PROBLEM TO WORK ON. Output the entries word for word. Omit images.

## Begin SUPPLIED MATERIAL

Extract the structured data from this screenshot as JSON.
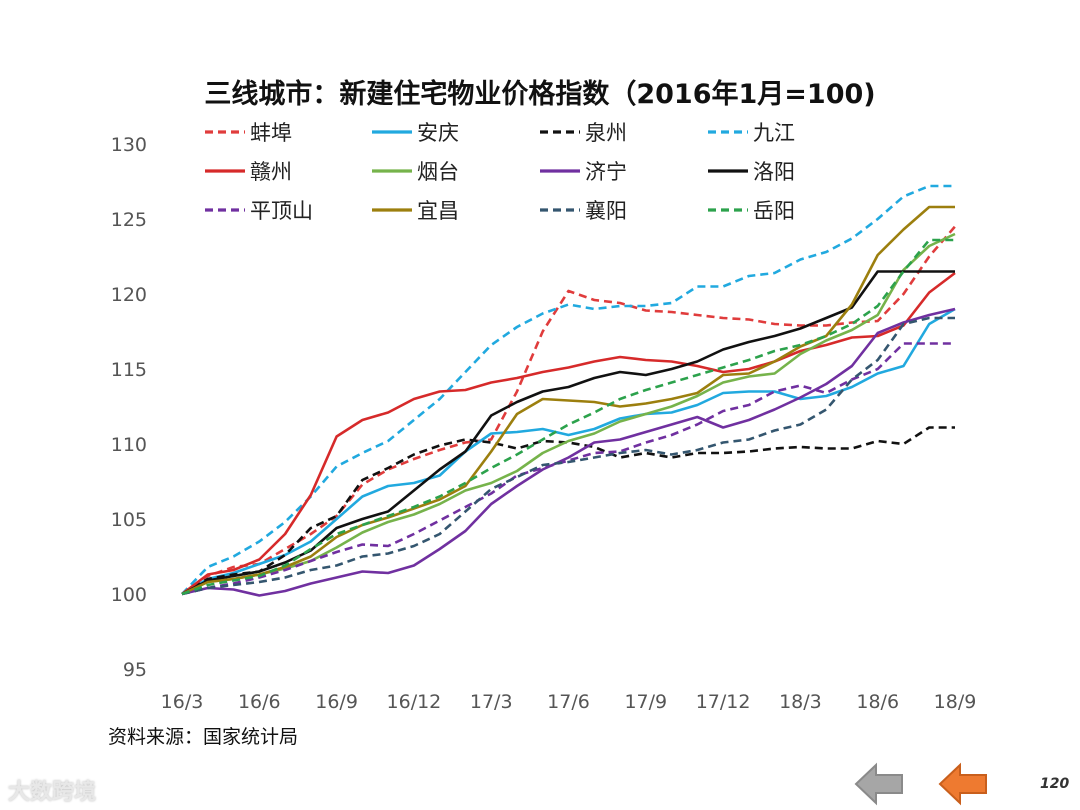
{
  "slide": {
    "title": "三线城市：新建住宅物业价格指数（2016年1月=100)",
    "source": "资料来源：国家统计局",
    "page_number": "120",
    "watermark": "大数跨境"
  },
  "nav": {
    "prev_icon": "arrow-left-icon",
    "next_icon": "arrow-left-icon",
    "prev_color": "#a6a6a6",
    "next_color": "#ee7a30"
  },
  "chart_data": {
    "type": "line",
    "title": "三线城市：新建住宅物业价格指数（2016年1月=100)",
    "xlabel": "",
    "ylabel": "",
    "ylim": [
      95,
      130
    ],
    "yticks": [
      95,
      100,
      105,
      110,
      115,
      120,
      125,
      130
    ],
    "grid": false,
    "legend_position": "top",
    "x": [
      "16/3",
      "16/4",
      "16/5",
      "16/6",
      "16/7",
      "16/8",
      "16/9",
      "16/10",
      "16/11",
      "16/12",
      "17/1",
      "17/2",
      "17/3",
      "17/4",
      "17/5",
      "17/6",
      "17/7",
      "17/8",
      "17/9",
      "17/10",
      "17/11",
      "17/12",
      "18/1",
      "18/2",
      "18/3",
      "18/4",
      "18/5",
      "18/6",
      "18/7",
      "18/8",
      "18/9"
    ],
    "xtick_labels": [
      "16/3",
      "16/6",
      "16/9",
      "16/12",
      "17/3",
      "17/6",
      "17/9",
      "17/12",
      "18/3",
      "18/6",
      "18/9"
    ],
    "series": [
      {
        "name": "蚌埠",
        "color": "#e03c3c",
        "dash": true,
        "values": [
          100,
          101.2,
          101.8,
          102,
          103,
          104,
          105.2,
          107.3,
          108.3,
          109,
          109.6,
          110.1,
          110.3,
          113.5,
          117.5,
          120.2,
          119.6,
          119.4,
          118.9,
          118.8,
          118.6,
          118.4,
          118.3,
          118,
          117.9,
          117.9,
          118.1,
          118.2,
          120,
          122.5,
          124.5
        ]
      },
      {
        "name": "安庆",
        "color": "#21a9df",
        "dash": false,
        "values": [
          100,
          101,
          101.4,
          102,
          102.6,
          103.5,
          105,
          106.5,
          107.2,
          107.4,
          107.9,
          109.5,
          110.7,
          110.8,
          111,
          110.6,
          111,
          111.7,
          112,
          112.1,
          112.6,
          113.4,
          113.5,
          113.5,
          113,
          113.2,
          113.8,
          114.7,
          115.2,
          118,
          119
        ]
      },
      {
        "name": "泉州",
        "color": "#111111",
        "dash": true,
        "values": [
          100,
          101,
          101.3,
          101.5,
          102.6,
          104.4,
          105.2,
          107.6,
          108.4,
          109.3,
          109.9,
          110.3,
          110.1,
          109.7,
          110.2,
          110.1,
          109.8,
          109.1,
          109.4,
          109.1,
          109.4,
          109.4,
          109.5,
          109.7,
          109.8,
          109.7,
          109.7,
          110.2,
          110,
          111.1,
          111.1
        ]
      },
      {
        "name": "九江",
        "color": "#21a9df",
        "dash": true,
        "values": [
          100,
          101.8,
          102.5,
          103.5,
          104.8,
          106.5,
          108.5,
          109.4,
          110.2,
          111.6,
          113,
          114.8,
          116.6,
          117.8,
          118.7,
          119.3,
          119,
          119.2,
          119.2,
          119.4,
          120.5,
          120.5,
          121.2,
          121.4,
          122.3,
          122.8,
          123.7,
          125,
          126.5,
          127.2,
          127.2
        ]
      },
      {
        "name": "赣州",
        "color": "#d62a2a",
        "dash": false,
        "values": [
          100,
          101.3,
          101.6,
          102.3,
          104,
          106.6,
          110.5,
          111.6,
          112.1,
          113,
          113.5,
          113.6,
          114.1,
          114.4,
          114.8,
          115.1,
          115.5,
          115.8,
          115.6,
          115.5,
          115.2,
          114.8,
          115,
          115.5,
          116.2,
          116.6,
          117.1,
          117.2,
          117.9,
          120.1,
          121.4
        ]
      },
      {
        "name": "烟台",
        "color": "#76b34b",
        "dash": false,
        "values": [
          100,
          100.8,
          101,
          101.3,
          101.7,
          102.2,
          103.1,
          104.1,
          104.8,
          105.3,
          106,
          106.9,
          107.4,
          108.2,
          109.4,
          110.2,
          110.7,
          111.5,
          112,
          112.5,
          113.2,
          114.1,
          114.5,
          114.7,
          116,
          116.9,
          117.6,
          118.6,
          121.6,
          123.2,
          124
        ]
      },
      {
        "name": "济宁",
        "color": "#7030a0",
        "dash": false,
        "values": [
          100,
          100.4,
          100.3,
          99.9,
          100.2,
          100.7,
          101.1,
          101.5,
          101.4,
          101.9,
          103,
          104.2,
          106,
          107.2,
          108.3,
          109.1,
          110.1,
          110.3,
          110.8,
          111.3,
          111.8,
          111.1,
          111.6,
          112.3,
          113.1,
          114,
          115.2,
          117.4,
          118.1,
          118.6,
          119
        ]
      },
      {
        "name": "洛阳",
        "color": "#111111",
        "dash": false,
        "values": [
          100,
          100.9,
          101.2,
          101.5,
          102.1,
          102.9,
          104.4,
          105,
          105.5,
          106.9,
          108.3,
          109.5,
          111.9,
          112.8,
          113.5,
          113.8,
          114.4,
          114.8,
          114.6,
          115,
          115.5,
          116.3,
          116.8,
          117.2,
          117.7,
          118.4,
          119.1,
          121.5,
          121.5,
          121.5,
          121.5
        ]
      },
      {
        "name": "平顶山",
        "color": "#7030a0",
        "dash": true,
        "values": [
          100,
          100.4,
          100.7,
          101.1,
          101.6,
          102.2,
          102.8,
          103.3,
          103.2,
          104,
          104.9,
          105.8,
          106.7,
          107.9,
          108.4,
          108.9,
          109.4,
          109.5,
          110.1,
          110.6,
          111.3,
          112.2,
          112.6,
          113.5,
          113.9,
          113.4,
          114.3,
          115,
          116.7,
          116.7,
          116.7
        ]
      },
      {
        "name": "宜昌",
        "color": "#9c7f0e",
        "dash": false,
        "values": [
          100,
          100.8,
          101,
          101.3,
          101.8,
          102.5,
          103.8,
          104.6,
          105.1,
          105.7,
          106.3,
          107.2,
          109.5,
          112,
          113,
          112.9,
          112.8,
          112.5,
          112.7,
          113,
          113.4,
          114.6,
          114.7,
          115.5,
          116.5,
          117.2,
          119.3,
          122.6,
          124.3,
          125.8,
          125.8
        ]
      },
      {
        "name": "襄阳",
        "color": "#34566f",
        "dash": true,
        "values": [
          100,
          100.4,
          100.6,
          100.8,
          101.1,
          101.6,
          101.9,
          102.5,
          102.7,
          103.2,
          104,
          105.5,
          107,
          107.8,
          108.6,
          108.8,
          109.1,
          109.4,
          109.6,
          109.3,
          109.6,
          110.1,
          110.3,
          110.9,
          111.3,
          112.3,
          114.3,
          115.6,
          118,
          118.4,
          118.4
        ]
      },
      {
        "name": "岳阳",
        "color": "#2ca24c",
        "dash": true,
        "values": [
          100,
          100.6,
          100.9,
          101.2,
          101.9,
          103,
          104,
          104.6,
          105.2,
          105.8,
          106.5,
          107.4,
          108.4,
          109.3,
          110.3,
          111.3,
          112.1,
          113,
          113.6,
          114.1,
          114.6,
          115.1,
          115.6,
          116.2,
          116.6,
          117.2,
          118,
          119.2,
          121.5,
          123.6,
          123.6
        ]
      }
    ]
  }
}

## End SUPPLIED MATERIAL

CORRECT RESULT.
Extract the structured data from this screenshot as JSON.
{
  "slide": {
    "title": "三线城市：新建住宅物业价格指数（2016年1月=100)",
    "source": "资料来源：国家统计局",
    "page_number": "120",
    "watermark": "大数跨境"
  },
  "nav": {
    "prev_icon": "arrow-left-icon",
    "next_icon": "arrow-left-icon",
    "prev_color": "#a6a6a6",
    "next_color": "#ee7a30"
  },
  "chart_data": {
    "type": "line",
    "title": "三线城市：新建住宅物业价格指数（2016年1月=100)",
    "xlabel": "",
    "ylabel": "",
    "ylim": [
      95,
      130
    ],
    "yticks": [
      95,
      100,
      105,
      110,
      115,
      120,
      125,
      130
    ],
    "grid": false,
    "legend_position": "top",
    "x": [
      "16/3",
      "16/4",
      "16/5",
      "16/6",
      "16/7",
      "16/8",
      "16/9",
      "16/10",
      "16/11",
      "16/12",
      "17/1",
      "17/2",
      "17/3",
      "17/4",
      "17/5",
      "17/6",
      "17/7",
      "17/8",
      "17/9",
      "17/10",
      "17/11",
      "17/12",
      "18/1",
      "18/2",
      "18/3",
      "18/4",
      "18/5",
      "18/6",
      "18/7",
      "18/8",
      "18/9"
    ],
    "xtick_labels": [
      "16/3",
      "16/6",
      "16/9",
      "16/12",
      "17/3",
      "17/6",
      "17/9",
      "17/12",
      "18/3",
      "18/6",
      "18/9"
    ],
    "series": [
      {
        "name": "蚌埠",
        "color": "#e03c3c",
        "dash": true,
        "values": [
          100,
          101.2,
          101.8,
          102,
          103,
          104,
          105.2,
          107.3,
          108.3,
          109,
          109.6,
          110.1,
          110.3,
          113.5,
          117.5,
          120.2,
          119.6,
          119.4,
          118.9,
          118.8,
          118.6,
          118.4,
          118.3,
          118,
          117.9,
          117.9,
          118.1,
          118.2,
          120,
          122.5,
          124.5
        ]
      },
      {
        "name": "安庆",
        "color": "#21a9df",
        "dash": false,
        "values": [
          100,
          101,
          101.4,
          102,
          102.6,
          103.5,
          105,
          106.5,
          107.2,
          107.4,
          107.9,
          109.5,
          110.7,
          110.8,
          111,
          110.6,
          111,
          111.7,
          112,
          112.1,
          112.6,
          113.4,
          113.5,
          113.5,
          113,
          113.2,
          113.8,
          114.7,
          115.2,
          118,
          119
        ]
      },
      {
        "name": "泉州",
        "color": "#111111",
        "dash": true,
        "values": [
          100,
          101,
          101.3,
          101.5,
          102.6,
          104.4,
          105.2,
          107.6,
          108.4,
          109.3,
          109.9,
          110.3,
          110.1,
          109.7,
          110.2,
          110.1,
          109.8,
          109.1,
          109.4,
          109.1,
          109.4,
          109.4,
          109.5,
          109.7,
          109.8,
          109.7,
          109.7,
          110.2,
          110,
          111.1,
          111.1
        ]
      },
      {
        "name": "九江",
        "color": "#21a9df",
        "dash": true,
        "values": [
          100,
          101.8,
          102.5,
          103.5,
          104.8,
          106.5,
          108.5,
          109.4,
          110.2,
          111.6,
          113,
          114.8,
          116.6,
          117.8,
          118.7,
          119.3,
          119,
          119.2,
          119.2,
          119.4,
          120.5,
          120.5,
          121.2,
          121.4,
          122.3,
          122.8,
          123.7,
          125,
          126.5,
          127.2,
          127.2
        ]
      },
      {
        "name": "赣州",
        "color": "#d62a2a",
        "dash": false,
        "values": [
          100,
          101.3,
          101.6,
          102.3,
          104,
          106.6,
          110.5,
          111.6,
          112.1,
          113,
          113.5,
          113.6,
          114.1,
          114.4,
          114.8,
          115.1,
          115.5,
          115.8,
          115.6,
          115.5,
          115.2,
          114.8,
          115,
          115.5,
          116.2,
          116.6,
          117.1,
          117.2,
          117.9,
          120.1,
          121.4
        ]
      },
      {
        "name": "烟台",
        "color": "#76b34b",
        "dash": false,
        "values": [
          100,
          100.8,
          101,
          101.3,
          101.7,
          102.2,
          103.1,
          104.1,
          104.8,
          105.3,
          106,
          106.9,
          107.4,
          108.2,
          109.4,
          110.2,
          110.7,
          111.5,
          112,
          112.5,
          113.2,
          114.1,
          114.5,
          114.7,
          116,
          116.9,
          117.6,
          118.6,
          121.6,
          123.2,
          124
        ]
      },
      {
        "name": "济宁",
        "color": "#7030a0",
        "dash": false,
        "values": [
          100,
          100.4,
          100.3,
          99.9,
          100.2,
          100.7,
          101.1,
          101.5,
          101.4,
          101.9,
          103,
          104.2,
          106,
          107.2,
          108.3,
          109.1,
          110.1,
          110.3,
          110.8,
          111.3,
          111.8,
          111.1,
          111.6,
          112.3,
          113.1,
          114,
          115.2,
          117.4,
          118.1,
          118.6,
          119
        ]
      },
      {
        "name": "洛阳",
        "color": "#111111",
        "dash": false,
        "values": [
          100,
          100.9,
          101.2,
          101.5,
          102.1,
          102.9,
          104.4,
          105,
          105.5,
          106.9,
          108.3,
          109.5,
          111.9,
          112.8,
          113.5,
          113.8,
          114.4,
          114.8,
          114.6,
          115,
          115.5,
          116.3,
          116.8,
          117.2,
          117.7,
          118.4,
          119.1,
          121.5,
          121.5,
          121.5,
          121.5
        ]
      },
      {
        "name": "平顶山",
        "color": "#7030a0",
        "dash": true,
        "values": [
          100,
          100.4,
          100.7,
          101.1,
          101.6,
          102.2,
          102.8,
          103.3,
          103.2,
          104,
          104.9,
          105.8,
          106.7,
          107.9,
          108.4,
          108.9,
          109.4,
          109.5,
          110.1,
          110.6,
          111.3,
          112.2,
          112.6,
          113.5,
          113.9,
          113.4,
          114.3,
          115,
          116.7,
          116.7,
          116.7
        ]
      },
      {
        "name": "宜昌",
        "color": "#9c7f0e",
        "dash": false,
        "values": [
          100,
          100.8,
          101,
          101.3,
          101.8,
          102.5,
          103.8,
          104.6,
          105.1,
          105.7,
          106.3,
          107.2,
          109.5,
          112,
          113,
          112.9,
          112.8,
          112.5,
          112.7,
          113,
          113.4,
          114.6,
          114.7,
          115.5,
          116.5,
          117.2,
          119.3,
          122.6,
          124.3,
          125.8,
          125.8
        ]
      },
      {
        "name": "襄阳",
        "color": "#34566f",
        "dash": true,
        "values": [
          100,
          100.4,
          100.6,
          100.8,
          101.1,
          101.6,
          101.9,
          102.5,
          102.7,
          103.2,
          104,
          105.5,
          107,
          107.8,
          108.6,
          108.8,
          109.1,
          109.4,
          109.6,
          109.3,
          109.6,
          110.1,
          110.3,
          110.9,
          111.3,
          112.3,
          114.3,
          115.6,
          118,
          118.4,
          118.4
        ]
      },
      {
        "name": "岳阳",
        "color": "#2ca24c",
        "dash": true,
        "values": [
          100,
          100.6,
          100.9,
          101.2,
          101.9,
          103,
          104,
          104.6,
          105.2,
          105.8,
          106.5,
          107.4,
          108.4,
          109.3,
          110.3,
          111.3,
          112.1,
          113,
          113.6,
          114.1,
          114.6,
          115.1,
          115.6,
          116.2,
          116.6,
          117.2,
          118,
          119.2,
          121.5,
          123.6,
          123.6
        ]
      }
    ]
  }
}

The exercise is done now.